§ TASK TO CARRY OUT:
Pull every line holding the string "icon" from the records below.

=== INFORMATION PROVIDED ===

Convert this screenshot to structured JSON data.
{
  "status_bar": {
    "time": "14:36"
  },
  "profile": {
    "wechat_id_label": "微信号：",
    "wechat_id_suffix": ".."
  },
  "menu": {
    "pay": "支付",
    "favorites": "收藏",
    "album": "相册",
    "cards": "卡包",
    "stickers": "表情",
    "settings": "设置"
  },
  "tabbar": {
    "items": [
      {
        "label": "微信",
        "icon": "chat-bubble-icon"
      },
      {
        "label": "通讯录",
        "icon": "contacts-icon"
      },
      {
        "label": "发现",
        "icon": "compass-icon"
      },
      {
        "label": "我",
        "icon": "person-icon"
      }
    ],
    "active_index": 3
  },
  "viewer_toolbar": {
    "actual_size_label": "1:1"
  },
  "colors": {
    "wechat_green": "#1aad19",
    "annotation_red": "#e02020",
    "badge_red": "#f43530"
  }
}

===

§ OUTPUT BELOW:
        "icon": "chat-bubble-icon"
        "icon": "contacts-icon"
        "icon": "compass-icon"
        "icon": "person-icon"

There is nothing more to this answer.